--- START OF Data to use ---
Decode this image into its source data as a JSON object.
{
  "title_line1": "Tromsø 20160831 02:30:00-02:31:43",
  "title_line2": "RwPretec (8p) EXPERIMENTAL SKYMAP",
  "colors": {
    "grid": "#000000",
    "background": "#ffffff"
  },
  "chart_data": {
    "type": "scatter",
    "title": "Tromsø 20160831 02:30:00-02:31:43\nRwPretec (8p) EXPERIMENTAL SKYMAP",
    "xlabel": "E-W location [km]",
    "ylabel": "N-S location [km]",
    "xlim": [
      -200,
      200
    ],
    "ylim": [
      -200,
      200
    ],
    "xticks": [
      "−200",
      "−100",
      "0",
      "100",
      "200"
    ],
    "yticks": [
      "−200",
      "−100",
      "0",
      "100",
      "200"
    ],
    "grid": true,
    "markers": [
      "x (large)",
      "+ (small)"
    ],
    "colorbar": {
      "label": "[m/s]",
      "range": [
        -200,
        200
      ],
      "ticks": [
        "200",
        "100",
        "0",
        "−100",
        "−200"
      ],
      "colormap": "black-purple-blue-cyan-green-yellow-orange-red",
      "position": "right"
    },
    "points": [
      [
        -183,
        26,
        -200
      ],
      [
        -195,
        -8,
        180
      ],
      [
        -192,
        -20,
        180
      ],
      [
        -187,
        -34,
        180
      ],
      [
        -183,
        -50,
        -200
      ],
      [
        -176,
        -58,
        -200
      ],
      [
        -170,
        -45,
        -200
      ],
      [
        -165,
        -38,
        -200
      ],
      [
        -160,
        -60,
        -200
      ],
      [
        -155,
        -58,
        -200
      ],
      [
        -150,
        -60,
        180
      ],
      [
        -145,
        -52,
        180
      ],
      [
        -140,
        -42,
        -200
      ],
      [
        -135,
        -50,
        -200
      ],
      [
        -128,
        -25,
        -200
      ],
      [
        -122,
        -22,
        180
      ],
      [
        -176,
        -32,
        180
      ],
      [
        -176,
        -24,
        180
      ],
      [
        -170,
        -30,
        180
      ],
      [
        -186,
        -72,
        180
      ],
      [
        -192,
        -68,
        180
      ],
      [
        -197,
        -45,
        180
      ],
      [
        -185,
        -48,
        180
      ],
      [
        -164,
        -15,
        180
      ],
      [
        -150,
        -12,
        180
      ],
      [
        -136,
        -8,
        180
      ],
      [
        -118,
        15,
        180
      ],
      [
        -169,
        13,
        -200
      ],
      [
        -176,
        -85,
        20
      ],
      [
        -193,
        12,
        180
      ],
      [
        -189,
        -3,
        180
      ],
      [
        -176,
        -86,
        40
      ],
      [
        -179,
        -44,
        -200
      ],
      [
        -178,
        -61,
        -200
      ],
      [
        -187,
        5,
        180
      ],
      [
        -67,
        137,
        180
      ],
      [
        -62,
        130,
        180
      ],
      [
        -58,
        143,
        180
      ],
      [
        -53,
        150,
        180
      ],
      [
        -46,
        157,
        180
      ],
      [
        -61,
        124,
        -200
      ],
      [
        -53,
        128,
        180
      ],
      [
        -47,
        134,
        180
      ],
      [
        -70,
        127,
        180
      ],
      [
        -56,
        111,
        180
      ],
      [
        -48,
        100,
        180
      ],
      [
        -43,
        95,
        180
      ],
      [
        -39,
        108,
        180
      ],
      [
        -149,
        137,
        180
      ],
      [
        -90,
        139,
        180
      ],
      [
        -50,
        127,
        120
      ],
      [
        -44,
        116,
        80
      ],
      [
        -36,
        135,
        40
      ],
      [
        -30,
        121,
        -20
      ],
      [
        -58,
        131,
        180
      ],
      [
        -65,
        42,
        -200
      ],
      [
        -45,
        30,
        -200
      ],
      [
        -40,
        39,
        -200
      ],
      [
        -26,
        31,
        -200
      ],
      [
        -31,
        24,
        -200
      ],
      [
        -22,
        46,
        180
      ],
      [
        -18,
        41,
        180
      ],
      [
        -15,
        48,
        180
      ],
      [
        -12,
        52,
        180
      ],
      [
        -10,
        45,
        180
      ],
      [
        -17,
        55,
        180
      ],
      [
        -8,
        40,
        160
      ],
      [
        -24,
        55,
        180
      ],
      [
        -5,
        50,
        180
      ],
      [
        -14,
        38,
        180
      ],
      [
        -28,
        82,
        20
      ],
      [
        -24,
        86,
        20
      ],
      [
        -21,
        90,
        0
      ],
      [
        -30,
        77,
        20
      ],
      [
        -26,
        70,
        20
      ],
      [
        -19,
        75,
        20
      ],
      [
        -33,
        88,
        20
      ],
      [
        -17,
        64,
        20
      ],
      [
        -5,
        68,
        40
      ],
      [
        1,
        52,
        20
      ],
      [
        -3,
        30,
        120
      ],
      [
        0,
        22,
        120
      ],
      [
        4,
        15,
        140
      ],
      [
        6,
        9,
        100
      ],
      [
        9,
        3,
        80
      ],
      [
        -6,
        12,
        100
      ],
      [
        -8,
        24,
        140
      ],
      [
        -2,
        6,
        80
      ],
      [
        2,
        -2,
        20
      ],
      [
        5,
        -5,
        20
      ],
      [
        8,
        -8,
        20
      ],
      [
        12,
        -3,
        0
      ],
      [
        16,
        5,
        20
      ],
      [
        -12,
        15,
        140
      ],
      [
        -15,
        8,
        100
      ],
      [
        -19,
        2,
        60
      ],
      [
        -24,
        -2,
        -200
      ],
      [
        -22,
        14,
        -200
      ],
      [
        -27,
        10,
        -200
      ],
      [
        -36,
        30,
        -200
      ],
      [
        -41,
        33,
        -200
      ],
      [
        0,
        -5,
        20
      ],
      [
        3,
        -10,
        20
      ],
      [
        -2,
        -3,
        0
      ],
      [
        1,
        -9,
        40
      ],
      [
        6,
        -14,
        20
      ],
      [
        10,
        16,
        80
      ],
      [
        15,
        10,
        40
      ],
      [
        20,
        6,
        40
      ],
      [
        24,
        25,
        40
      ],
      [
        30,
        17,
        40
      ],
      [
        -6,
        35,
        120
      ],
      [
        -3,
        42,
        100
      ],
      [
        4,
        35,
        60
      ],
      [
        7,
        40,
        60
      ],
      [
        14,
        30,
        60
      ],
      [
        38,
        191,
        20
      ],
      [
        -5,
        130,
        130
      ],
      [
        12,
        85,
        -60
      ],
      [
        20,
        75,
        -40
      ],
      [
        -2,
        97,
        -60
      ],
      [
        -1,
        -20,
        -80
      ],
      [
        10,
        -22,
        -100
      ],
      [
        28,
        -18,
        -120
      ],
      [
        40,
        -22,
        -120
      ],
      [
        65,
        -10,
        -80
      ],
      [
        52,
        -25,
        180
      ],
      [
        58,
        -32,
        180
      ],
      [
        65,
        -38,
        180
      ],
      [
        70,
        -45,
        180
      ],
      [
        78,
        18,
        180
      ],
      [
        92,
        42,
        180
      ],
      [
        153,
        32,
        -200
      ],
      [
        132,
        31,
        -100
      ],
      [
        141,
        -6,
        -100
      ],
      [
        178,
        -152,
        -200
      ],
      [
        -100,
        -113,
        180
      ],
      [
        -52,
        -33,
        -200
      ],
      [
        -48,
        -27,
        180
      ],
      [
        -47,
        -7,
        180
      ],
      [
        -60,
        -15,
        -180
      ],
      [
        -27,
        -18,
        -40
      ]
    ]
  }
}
--- END OF Data to use ---
Above are the records; retype every one exactly.

Task response:
Decode this image into its source data as a JSON object.
{
  "title_line1": "Tromsø 20160831 02:30:00-02:31:43",
  "title_line2": "RwPretec (8p) EXPERIMENTAL SKYMAP",
  "colors": {
    "grid": "#000000",
    "background": "#ffffff"
  },
  "chart_data": {
    "type": "scatter",
    "title": "Tromsø 20160831 02:30:00-02:31:43\nRwPretec (8p) EXPERIMENTAL SKYMAP",
    "xlabel": "E-W location [km]",
    "ylabel": "N-S location [km]",
    "xlim": [
      -200,
      200
    ],
    "ylim": [
      -200,
      200
    ],
    "xticks": [
      "−200",
      "−100",
      "0",
      "100",
      "200"
    ],
    "yticks": [
      "−200",
      "−100",
      "0",
      "100",
      "200"
    ],
    "grid": true,
    "markers": [
      "x (large)",
      "+ (small)"
    ],
    "colorbar": {
      "label": "[m/s]",
      "range": [
        -200,
        200
      ],
      "ticks": [
        "200",
        "100",
        "0",
        "−100",
        "−200"
      ],
      "colormap": "black-purple-blue-cyan-green-yellow-orange-red",
      "position": "right"
    },
    "points": [
      [
        -183,
        26,
        -200
      ],
      [
        -195,
        -8,
        180
      ],
      [
        -192,
        -20,
        180
      ],
      [
        -187,
        -34,
        180
      ],
      [
        -183,
        -50,
        -200
      ],
      [
        -176,
        -58,
        -200
      ],
      [
        -170,
        -45,
        -200
      ],
      [
        -165,
        -38,
        -200
      ],
      [
        -160,
        -60,
        -200
      ],
      [
        -155,
        -58,
        -200
      ],
      [
        -150,
        -60,
        180
      ],
      [
        -145,
        -52,
        180
      ],
      [
        -140,
        -42,
        -200
      ],
      [
        -135,
        -50,
        -200
      ],
      [
        -128,
        -25,
        -200
      ],
      [
        -122,
        -22,
        180
      ],
      [
        -176,
        -32,
        180
      ],
      [
        -176,
        -24,
        180
      ],
      [
        -170,
        -30,
        180
      ],
      [
        -186,
        -72,
        180
      ],
      [
        -192,
        -68,
        180
      ],
      [
        -197,
        -45,
        180
      ],
      [
        -185,
        -48,
        180
      ],
      [
        -164,
        -15,
        180
      ],
      [
        -150,
        -12,
        180
      ],
      [
        -136,
        -8,
        180
      ],
      [
        -118,
        15,
        180
      ],
      [
        -169,
        13,
        -200
      ],
      [
        -176,
        -85,
        20
      ],
      [
        -193,
        12,
        180
      ],
      [
        -189,
        -3,
        180
      ],
      [
        -176,
        -86,
        40
      ],
      [
        -179,
        -44,
        -200
      ],
      [
        -178,
        -61,
        -200
      ],
      [
        -187,
        5,
        180
      ],
      [
        -67,
        137,
        180
      ],
      [
        -62,
        130,
        180
      ],
      [
        -58,
        143,
        180
      ],
      [
        -53,
        150,
        180
      ],
      [
        -46,
        157,
        180
      ],
      [
        -61,
        124,
        -200
      ],
      [
        -53,
        128,
        180
      ],
      [
        -47,
        134,
        180
      ],
      [
        -70,
        127,
        180
      ],
      [
        -56,
        111,
        180
      ],
      [
        -48,
        100,
        180
      ],
      [
        -43,
        95,
        180
      ],
      [
        -39,
        108,
        180
      ],
      [
        -149,
        137,
        180
      ],
      [
        -90,
        139,
        180
      ],
      [
        -50,
        127,
        120
      ],
      [
        -44,
        116,
        80
      ],
      [
        -36,
        135,
        40
      ],
      [
        -30,
        121,
        -20
      ],
      [
        -58,
        131,
        180
      ],
      [
        -65,
        42,
        -200
      ],
      [
        -45,
        30,
        -200
      ],
      [
        -40,
        39,
        -200
      ],
      [
        -26,
        31,
        -200
      ],
      [
        -31,
        24,
        -200
      ],
      [
        -22,
        46,
        180
      ],
      [
        -18,
        41,
        180
      ],
      [
        -15,
        48,
        180
      ],
      [
        -12,
        52,
        180
      ],
      [
        -10,
        45,
        180
      ],
      [
        -17,
        55,
        180
      ],
      [
        -8,
        40,
        160
      ],
      [
        -24,
        55,
        180
      ],
      [
        -5,
        50,
        180
      ],
      [
        -14,
        38,
        180
      ],
      [
        -28,
        82,
        20
      ],
      [
        -24,
        86,
        20
      ],
      [
        -21,
        90,
        0
      ],
      [
        -30,
        77,
        20
      ],
      [
        -26,
        70,
        20
      ],
      [
        -19,
        75,
        20
      ],
      [
        -33,
        88,
        20
      ],
      [
        -17,
        64,
        20
      ],
      [
        -5,
        68,
        40
      ],
      [
        1,
        52,
        20
      ],
      [
        -3,
        30,
        120
      ],
      [
        0,
        22,
        120
      ],
      [
        4,
        15,
        140
      ],
      [
        6,
        9,
        100
      ],
      [
        9,
        3,
        80
      ],
      [
        -6,
        12,
        100
      ],
      [
        -8,
        24,
        140
      ],
      [
        -2,
        6,
        80
      ],
      [
        2,
        -2,
        20
      ],
      [
        5,
        -5,
        20
      ],
      [
        8,
        -8,
        20
      ],
      [
        12,
        -3,
        0
      ],
      [
        16,
        5,
        20
      ],
      [
        -12,
        15,
        140
      ],
      [
        -15,
        8,
        100
      ],
      [
        -19,
        2,
        60
      ],
      [
        -24,
        -2,
        -200
      ],
      [
        -22,
        14,
        -200
      ],
      [
        -27,
        10,
        -200
      ],
      [
        -36,
        30,
        -200
      ],
      [
        -41,
        33,
        -200
      ],
      [
        0,
        -5,
        20
      ],
      [
        3,
        -10,
        20
      ],
      [
        -2,
        -3,
        0
      ],
      [
        1,
        -9,
        40
      ],
      [
        6,
        -14,
        20
      ],
      [
        10,
        16,
        80
      ],
      [
        15,
        10,
        40
      ],
      [
        20,
        6,
        40
      ],
      [
        24,
        25,
        40
      ],
      [
        30,
        17,
        40
      ],
      [
        -6,
        35,
        120
      ],
      [
        -3,
        42,
        100
      ],
      [
        4,
        35,
        60
      ],
      [
        7,
        40,
        60
      ],
      [
        14,
        30,
        60
      ],
      [
        38,
        191,
        20
      ],
      [
        -5,
        130,
        130
      ],
      [
        12,
        85,
        -60
      ],
      [
        20,
        75,
        -40
      ],
      [
        -2,
        97,
        -60
      ],
      [
        -1,
        -20,
        -80
      ],
      [
        10,
        -22,
        -100
      ],
      [
        28,
        -18,
        -120
      ],
      [
        40,
        -22,
        -120
      ],
      [
        65,
        -10,
        -80
      ],
      [
        52,
        -25,
        180
      ],
      [
        58,
        -32,
        180
      ],
      [
        65,
        -38,
        180
      ],
      [
        70,
        -45,
        180
      ],
      [
        78,
        18,
        180
      ],
      [
        92,
        42,
        180
      ],
      [
        153,
        32,
        -200
      ],
      [
        132,
        31,
        -100
      ],
      [
        141,
        -6,
        -100
      ],
      [
        178,
        -152,
        -200
      ],
      [
        -100,
        -113,
        180
      ],
      [
        -52,
        -33,
        -200
      ],
      [
        -48,
        -27,
        180
      ],
      [
        -47,
        -7,
        180
      ],
      [
        -60,
        -15,
        -180
      ],
      [
        -27,
        -18,
        -40
      ]
    ]
  }
}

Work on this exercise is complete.